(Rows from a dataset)
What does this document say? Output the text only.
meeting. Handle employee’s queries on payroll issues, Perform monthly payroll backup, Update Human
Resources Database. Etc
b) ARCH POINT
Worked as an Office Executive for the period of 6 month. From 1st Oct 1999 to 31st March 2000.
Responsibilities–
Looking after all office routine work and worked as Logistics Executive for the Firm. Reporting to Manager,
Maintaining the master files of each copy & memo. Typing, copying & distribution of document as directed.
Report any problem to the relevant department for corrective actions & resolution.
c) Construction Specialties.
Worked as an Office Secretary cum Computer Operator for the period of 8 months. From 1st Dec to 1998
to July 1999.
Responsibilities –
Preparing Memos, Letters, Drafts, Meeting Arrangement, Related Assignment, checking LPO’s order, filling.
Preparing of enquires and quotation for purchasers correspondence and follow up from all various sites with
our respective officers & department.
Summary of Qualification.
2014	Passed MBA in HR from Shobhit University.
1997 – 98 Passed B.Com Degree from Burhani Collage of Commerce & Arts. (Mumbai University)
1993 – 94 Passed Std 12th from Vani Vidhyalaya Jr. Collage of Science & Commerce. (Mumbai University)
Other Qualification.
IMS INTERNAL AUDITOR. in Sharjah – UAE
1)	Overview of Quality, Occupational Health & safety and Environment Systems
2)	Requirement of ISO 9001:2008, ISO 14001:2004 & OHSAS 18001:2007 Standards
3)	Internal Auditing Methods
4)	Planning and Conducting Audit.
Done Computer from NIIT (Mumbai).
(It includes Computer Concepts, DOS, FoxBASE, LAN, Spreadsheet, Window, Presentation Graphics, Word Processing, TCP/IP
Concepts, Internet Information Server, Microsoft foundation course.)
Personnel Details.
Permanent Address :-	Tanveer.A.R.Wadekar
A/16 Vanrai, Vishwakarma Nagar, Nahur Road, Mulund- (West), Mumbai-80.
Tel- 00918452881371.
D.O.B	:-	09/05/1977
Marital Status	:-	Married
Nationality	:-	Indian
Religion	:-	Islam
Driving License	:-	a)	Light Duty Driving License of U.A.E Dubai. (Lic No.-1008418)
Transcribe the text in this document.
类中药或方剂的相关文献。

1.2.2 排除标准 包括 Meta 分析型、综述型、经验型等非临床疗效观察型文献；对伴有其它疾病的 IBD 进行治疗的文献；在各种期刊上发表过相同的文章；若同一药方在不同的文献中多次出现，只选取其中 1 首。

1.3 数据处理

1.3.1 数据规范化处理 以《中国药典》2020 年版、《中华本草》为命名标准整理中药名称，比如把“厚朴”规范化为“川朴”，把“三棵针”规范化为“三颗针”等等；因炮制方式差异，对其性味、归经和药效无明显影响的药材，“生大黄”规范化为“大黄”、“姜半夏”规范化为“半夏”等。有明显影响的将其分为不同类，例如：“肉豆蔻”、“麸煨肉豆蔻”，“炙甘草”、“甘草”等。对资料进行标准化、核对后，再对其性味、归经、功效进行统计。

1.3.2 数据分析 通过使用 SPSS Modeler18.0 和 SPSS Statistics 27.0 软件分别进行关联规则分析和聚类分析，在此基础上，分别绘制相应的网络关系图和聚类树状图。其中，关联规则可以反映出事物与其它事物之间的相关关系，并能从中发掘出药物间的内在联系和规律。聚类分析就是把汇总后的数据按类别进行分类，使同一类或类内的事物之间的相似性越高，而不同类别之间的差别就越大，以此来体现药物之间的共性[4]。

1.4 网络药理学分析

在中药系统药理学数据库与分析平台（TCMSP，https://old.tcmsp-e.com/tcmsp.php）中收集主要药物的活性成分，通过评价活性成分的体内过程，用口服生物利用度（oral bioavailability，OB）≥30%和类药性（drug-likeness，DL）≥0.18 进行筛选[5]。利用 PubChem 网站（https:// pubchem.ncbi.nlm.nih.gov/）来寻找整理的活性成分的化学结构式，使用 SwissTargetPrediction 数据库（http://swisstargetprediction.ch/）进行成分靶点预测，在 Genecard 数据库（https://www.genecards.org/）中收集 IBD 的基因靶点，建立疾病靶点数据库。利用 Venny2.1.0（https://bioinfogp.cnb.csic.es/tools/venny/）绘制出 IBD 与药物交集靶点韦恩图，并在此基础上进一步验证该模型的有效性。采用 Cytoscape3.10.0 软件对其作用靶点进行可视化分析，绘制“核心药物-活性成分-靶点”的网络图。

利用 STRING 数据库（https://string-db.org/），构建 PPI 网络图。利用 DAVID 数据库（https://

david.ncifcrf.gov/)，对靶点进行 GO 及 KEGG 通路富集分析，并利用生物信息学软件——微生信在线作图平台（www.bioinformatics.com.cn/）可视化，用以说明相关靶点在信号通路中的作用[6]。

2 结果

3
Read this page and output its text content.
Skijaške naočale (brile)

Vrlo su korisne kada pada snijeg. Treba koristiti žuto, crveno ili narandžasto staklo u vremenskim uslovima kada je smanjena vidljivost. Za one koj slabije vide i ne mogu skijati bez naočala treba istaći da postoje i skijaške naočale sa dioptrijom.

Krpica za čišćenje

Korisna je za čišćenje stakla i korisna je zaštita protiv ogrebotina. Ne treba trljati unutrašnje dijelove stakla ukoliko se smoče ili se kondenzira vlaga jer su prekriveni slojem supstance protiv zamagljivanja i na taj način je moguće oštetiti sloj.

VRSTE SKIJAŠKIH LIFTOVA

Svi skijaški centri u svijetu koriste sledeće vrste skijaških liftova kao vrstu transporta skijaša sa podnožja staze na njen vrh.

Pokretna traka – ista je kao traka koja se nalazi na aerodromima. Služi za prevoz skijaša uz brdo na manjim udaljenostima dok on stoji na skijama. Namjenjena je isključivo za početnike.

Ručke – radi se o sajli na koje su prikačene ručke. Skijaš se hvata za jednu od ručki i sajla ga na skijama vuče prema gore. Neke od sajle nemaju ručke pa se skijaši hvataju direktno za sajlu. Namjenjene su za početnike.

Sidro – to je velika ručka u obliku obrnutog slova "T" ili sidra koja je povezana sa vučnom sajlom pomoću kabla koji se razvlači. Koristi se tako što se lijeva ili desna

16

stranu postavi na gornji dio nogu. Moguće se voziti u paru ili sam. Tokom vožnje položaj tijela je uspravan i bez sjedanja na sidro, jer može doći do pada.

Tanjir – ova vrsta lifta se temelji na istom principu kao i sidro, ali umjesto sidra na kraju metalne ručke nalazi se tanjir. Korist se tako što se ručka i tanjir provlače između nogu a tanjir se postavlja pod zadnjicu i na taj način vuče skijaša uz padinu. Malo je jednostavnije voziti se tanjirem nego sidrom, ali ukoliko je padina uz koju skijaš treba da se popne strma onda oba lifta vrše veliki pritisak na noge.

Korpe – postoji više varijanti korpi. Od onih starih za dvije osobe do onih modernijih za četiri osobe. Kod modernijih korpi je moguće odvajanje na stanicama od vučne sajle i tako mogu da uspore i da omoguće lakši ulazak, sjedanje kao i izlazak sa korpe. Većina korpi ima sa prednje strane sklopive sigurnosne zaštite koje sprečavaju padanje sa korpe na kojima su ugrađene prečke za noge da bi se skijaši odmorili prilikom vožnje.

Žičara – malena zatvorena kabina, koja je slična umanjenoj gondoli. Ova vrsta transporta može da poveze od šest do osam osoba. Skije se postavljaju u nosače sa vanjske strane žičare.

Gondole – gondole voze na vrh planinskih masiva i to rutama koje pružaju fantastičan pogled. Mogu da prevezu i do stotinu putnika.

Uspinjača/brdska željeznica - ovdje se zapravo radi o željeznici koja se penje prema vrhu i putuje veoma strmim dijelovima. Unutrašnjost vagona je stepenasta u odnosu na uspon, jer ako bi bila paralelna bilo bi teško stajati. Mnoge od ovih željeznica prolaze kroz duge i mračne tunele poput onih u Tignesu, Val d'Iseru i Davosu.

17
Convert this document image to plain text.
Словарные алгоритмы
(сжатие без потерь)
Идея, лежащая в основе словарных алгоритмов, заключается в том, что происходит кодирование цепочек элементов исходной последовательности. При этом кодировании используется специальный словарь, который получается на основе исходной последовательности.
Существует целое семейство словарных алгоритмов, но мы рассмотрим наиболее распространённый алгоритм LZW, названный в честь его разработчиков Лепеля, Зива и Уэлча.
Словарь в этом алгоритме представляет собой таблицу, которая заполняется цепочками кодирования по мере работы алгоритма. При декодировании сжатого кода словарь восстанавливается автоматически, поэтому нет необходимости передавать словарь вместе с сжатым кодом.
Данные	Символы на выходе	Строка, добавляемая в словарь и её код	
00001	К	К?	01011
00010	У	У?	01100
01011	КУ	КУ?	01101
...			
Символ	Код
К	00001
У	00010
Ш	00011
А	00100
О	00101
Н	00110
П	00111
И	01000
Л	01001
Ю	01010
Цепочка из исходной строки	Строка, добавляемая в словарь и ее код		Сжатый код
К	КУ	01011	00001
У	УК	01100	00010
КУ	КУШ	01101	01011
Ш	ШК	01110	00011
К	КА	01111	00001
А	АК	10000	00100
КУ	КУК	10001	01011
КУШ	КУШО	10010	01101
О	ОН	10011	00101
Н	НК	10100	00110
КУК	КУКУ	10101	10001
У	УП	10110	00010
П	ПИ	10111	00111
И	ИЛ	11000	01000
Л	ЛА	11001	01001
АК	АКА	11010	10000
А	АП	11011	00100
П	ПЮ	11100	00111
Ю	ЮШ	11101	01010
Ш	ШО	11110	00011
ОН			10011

> Given task
Print nothing but the lines from the line with "Convert this document image to plain text." to the last line of the records above. Both of those lines count.

> Response
Convert this document image to plain text.
Словарные алгоритмы
(сжатие без потерь)
Идея, лежащая в основе словарных алгоритмов, заключается в том, что происходит кодирование цепочек элементов исходной последовательности. При этом кодировании используется специальный словарь, который получается на основе исходной последовательности.
Существует целое семейство словарных алгоритмов, но мы рассмотрим наиболее распространённый алгоритм LZW, названный в честь его разработчиков Лепеля, Зива и Уэлча.
Словарь в этом алгоритме представляет собой таблицу, которая заполняется цепочками кодирования по мере работы алгоритма. При декодировании сжатого кода словарь восстанавливается автоматически, поэтому нет необходимости передавать словарь вместе с сжатым кодом.
Данные	Символы на выходе	Строка, добавляемая в словарь и её код	
00001	К	К?	01011
00010	У	У?	01100
01011	КУ	КУ?	01101
...			
Символ	Код
К	00001
У	00010
Ш	00011
А	00100
О	00101
Н	00110
П	00111
И	01000
Л	01001
Ю	01010
Цепочка из исходной строки	Строка, добавляемая в словарь и ее код		Сжатый код
К	КУ	01011	00001
У	УК	01100	00010
КУ	КУШ	01101	01011
Ш	ШК	01110	00011
К	КА	01111	00001
А	АК	10000	00100
КУ	КУК	10001	01011
КУШ	КУШО	10010	01101
О	ОН	10011	00101
Н	НК	10100	00110
КУК	КУКУ	10101	10001
У	УП	10110	00010
П	ПИ	10111	00111
И	ИЛ	11000	01000
Л	ЛА	11001	01001
АК	АКА	11010	10000
А	АП	11011	00100
П	ПЮ	11100	00111
Ю	ЮШ	11101	01010
Ш	ШО	11110	00011
ОН			10011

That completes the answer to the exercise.